WHAT IS BEING ASKED: Return the lines of the entries below exactly, from the start of the entries up to and including the line with "left-tick-label: 30: [44, 462, 75, 490]".

Spatial annotation entries:
[Begin]

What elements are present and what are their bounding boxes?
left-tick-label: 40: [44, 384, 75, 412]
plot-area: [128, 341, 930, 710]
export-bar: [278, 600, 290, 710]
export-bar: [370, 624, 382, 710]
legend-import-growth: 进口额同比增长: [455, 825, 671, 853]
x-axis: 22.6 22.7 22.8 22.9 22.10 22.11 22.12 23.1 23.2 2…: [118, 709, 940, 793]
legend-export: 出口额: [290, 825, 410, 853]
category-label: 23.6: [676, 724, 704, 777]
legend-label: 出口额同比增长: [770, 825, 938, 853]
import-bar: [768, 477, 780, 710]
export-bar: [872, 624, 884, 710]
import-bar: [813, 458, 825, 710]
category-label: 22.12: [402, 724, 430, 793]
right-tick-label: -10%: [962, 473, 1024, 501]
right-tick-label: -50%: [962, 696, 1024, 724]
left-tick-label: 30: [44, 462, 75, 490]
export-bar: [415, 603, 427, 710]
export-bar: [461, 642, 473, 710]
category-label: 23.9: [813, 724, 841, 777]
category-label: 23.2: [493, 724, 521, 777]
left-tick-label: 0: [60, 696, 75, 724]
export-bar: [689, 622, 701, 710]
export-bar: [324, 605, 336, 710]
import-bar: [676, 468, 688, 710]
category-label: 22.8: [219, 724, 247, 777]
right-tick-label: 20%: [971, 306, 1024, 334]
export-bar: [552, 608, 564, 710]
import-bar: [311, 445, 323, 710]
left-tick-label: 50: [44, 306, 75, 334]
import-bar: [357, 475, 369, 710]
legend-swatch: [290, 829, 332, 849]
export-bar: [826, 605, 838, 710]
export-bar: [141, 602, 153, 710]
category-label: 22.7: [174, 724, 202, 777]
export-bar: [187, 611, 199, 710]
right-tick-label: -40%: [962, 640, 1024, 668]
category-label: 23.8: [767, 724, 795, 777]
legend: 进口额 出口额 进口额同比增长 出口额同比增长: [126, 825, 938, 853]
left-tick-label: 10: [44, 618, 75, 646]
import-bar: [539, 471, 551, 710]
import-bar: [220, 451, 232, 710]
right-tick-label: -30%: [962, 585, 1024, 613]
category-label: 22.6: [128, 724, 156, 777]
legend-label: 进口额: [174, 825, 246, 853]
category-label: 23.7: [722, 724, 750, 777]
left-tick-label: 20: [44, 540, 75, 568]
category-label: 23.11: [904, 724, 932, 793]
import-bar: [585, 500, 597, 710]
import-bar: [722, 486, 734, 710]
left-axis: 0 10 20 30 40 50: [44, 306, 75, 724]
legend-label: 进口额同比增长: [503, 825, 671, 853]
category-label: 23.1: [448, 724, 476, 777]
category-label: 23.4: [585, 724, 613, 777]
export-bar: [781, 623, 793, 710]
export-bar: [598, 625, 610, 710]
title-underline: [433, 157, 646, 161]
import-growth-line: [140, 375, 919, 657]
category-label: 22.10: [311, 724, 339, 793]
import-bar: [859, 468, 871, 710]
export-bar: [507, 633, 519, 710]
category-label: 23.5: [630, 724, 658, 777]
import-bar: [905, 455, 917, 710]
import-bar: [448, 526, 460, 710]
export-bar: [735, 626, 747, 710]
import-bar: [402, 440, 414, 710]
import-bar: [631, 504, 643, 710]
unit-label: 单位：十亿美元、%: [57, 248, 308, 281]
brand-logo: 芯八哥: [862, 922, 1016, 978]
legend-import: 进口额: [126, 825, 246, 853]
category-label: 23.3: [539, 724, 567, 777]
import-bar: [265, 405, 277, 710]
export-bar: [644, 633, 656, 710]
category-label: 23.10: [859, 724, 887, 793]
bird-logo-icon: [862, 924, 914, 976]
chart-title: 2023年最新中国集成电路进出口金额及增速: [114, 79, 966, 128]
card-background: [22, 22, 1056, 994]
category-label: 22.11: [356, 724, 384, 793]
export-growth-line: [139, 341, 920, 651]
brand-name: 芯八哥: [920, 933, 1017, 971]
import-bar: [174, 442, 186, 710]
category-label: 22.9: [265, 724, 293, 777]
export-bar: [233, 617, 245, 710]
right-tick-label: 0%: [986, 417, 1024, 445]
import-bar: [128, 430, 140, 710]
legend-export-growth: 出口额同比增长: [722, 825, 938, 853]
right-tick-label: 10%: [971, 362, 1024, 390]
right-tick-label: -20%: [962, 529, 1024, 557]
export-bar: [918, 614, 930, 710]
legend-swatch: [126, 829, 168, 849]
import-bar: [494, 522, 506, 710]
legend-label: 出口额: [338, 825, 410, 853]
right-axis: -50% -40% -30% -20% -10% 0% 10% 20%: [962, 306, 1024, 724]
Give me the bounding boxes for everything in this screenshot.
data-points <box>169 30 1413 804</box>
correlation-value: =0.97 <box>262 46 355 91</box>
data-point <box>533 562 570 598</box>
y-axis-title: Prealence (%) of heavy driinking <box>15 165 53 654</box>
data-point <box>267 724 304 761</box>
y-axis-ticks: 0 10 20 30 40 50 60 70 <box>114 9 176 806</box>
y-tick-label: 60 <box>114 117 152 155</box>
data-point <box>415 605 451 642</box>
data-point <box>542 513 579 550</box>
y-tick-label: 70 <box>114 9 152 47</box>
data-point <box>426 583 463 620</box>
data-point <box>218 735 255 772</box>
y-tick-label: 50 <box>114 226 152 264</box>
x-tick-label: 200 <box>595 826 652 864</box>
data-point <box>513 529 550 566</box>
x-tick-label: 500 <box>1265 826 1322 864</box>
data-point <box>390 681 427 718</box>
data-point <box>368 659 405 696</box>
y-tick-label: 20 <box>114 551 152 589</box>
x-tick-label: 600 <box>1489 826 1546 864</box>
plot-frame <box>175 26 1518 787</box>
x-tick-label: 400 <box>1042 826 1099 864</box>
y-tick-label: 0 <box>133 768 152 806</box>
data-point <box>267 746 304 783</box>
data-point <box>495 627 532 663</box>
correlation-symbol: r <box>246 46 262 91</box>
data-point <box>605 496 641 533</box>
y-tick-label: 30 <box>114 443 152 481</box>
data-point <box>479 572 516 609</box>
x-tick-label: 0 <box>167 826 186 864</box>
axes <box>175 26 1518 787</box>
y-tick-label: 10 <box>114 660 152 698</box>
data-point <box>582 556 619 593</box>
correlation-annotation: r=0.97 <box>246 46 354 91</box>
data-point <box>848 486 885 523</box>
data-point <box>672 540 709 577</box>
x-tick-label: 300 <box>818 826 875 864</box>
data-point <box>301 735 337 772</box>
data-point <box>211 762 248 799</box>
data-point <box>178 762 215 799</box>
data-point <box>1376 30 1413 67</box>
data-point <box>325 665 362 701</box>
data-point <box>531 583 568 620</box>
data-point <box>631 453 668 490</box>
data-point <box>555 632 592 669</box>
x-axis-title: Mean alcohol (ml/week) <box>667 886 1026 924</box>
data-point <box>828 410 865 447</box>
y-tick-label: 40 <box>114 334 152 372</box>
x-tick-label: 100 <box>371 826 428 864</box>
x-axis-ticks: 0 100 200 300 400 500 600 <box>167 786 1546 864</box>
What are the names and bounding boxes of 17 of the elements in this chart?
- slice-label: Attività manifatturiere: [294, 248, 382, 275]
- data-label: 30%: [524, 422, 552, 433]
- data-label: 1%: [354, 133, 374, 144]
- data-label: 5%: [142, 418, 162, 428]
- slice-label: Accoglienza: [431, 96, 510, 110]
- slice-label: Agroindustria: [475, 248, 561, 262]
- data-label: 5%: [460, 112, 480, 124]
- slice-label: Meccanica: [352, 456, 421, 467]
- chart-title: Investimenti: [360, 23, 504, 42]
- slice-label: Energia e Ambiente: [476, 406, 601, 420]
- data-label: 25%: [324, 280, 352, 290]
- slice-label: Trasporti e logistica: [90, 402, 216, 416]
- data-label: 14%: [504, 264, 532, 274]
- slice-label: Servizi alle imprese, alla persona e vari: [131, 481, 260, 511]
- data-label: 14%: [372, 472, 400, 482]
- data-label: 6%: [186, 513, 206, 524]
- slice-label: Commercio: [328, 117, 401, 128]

[End]

THE REPLY:
What elements are present and what are their bounding boxes?
left-tick-label: 40: [44, 384, 75, 412]
plot-area: [128, 341, 930, 710]
export-bar: [278, 600, 290, 710]
export-bar: [370, 624, 382, 710]
legend-import-growth: 进口额同比增长: [455, 825, 671, 853]
x-axis: 22.6 22.7 22.8 22.9 22.10 22.11 22.12 23.1 23.2 2…: [118, 709, 940, 793]
legend-export: 出口额: [290, 825, 410, 853]
category-label: 23.6: [676, 724, 704, 777]
legend-label: 出口额同比增长: [770, 825, 938, 853]
import-bar: [768, 477, 780, 710]
export-bar: [872, 624, 884, 710]
import-bar: [813, 458, 825, 710]
category-label: 22.12: [402, 724, 430, 793]
right-tick-label: -10%: [962, 473, 1024, 501]
right-tick-label: -50%: [962, 696, 1024, 724]
left-tick-label: 30: [44, 462, 75, 490]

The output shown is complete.